▶ [Work required]:
Which lines contain the word "JSON"? Return each of them as written.
● ● ● ● ●
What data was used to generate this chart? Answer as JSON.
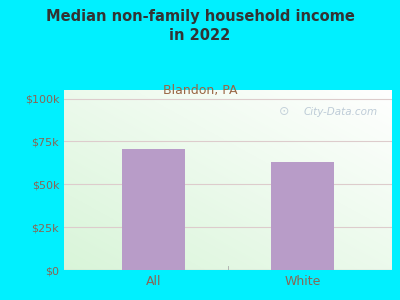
{
  "title": "Median non-family household income\nin 2022",
  "subtitle": "Blandon, PA",
  "categories": [
    "All",
    "White"
  ],
  "values": [
    70500,
    63000
  ],
  "bar_color": "#b89cc8",
  "background_color": "#00f0ff",
  "title_color": "#333333",
  "subtitle_color": "#996644",
  "axis_label_color": "#886655",
  "yticks": [
    0,
    25000,
    50000,
    75000,
    100000
  ],
  "ytick_labels": [
    "$0",
    "$25k",
    "$50k",
    "$75k",
    "$100k"
  ],
  "ylim": [
    0,
    105000
  ],
  "watermark": "City-Data.com",
  "watermark_color": "#aabbcc",
  "grid_color": "#ddcccc",
  "plot_bg_topleft": "#d8f0d0",
  "plot_bg_topright": "#eef8f0",
  "plot_bg_bottomleft": "#c8e8c0",
  "plot_bg_bottomright": "#f8fef8"
}
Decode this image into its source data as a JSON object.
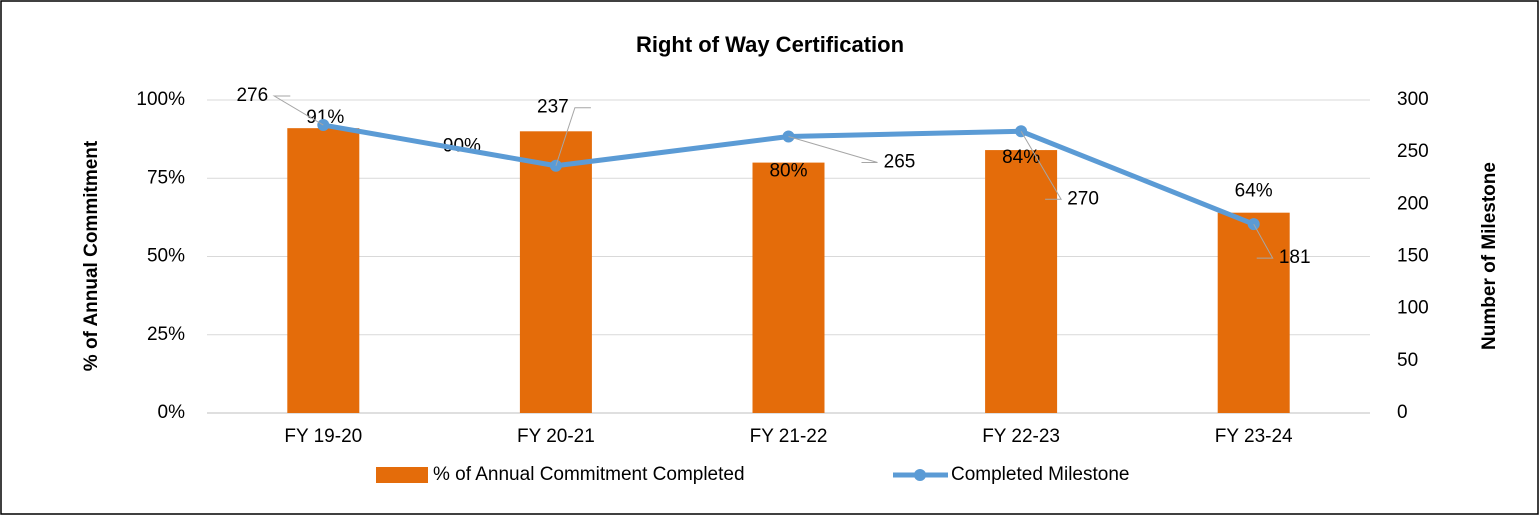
● ● ● ● ●
▶ [Solved exercise]:
What data was used to generate this chart? Answer as JSON.
Decode this image into its source data as a JSON object.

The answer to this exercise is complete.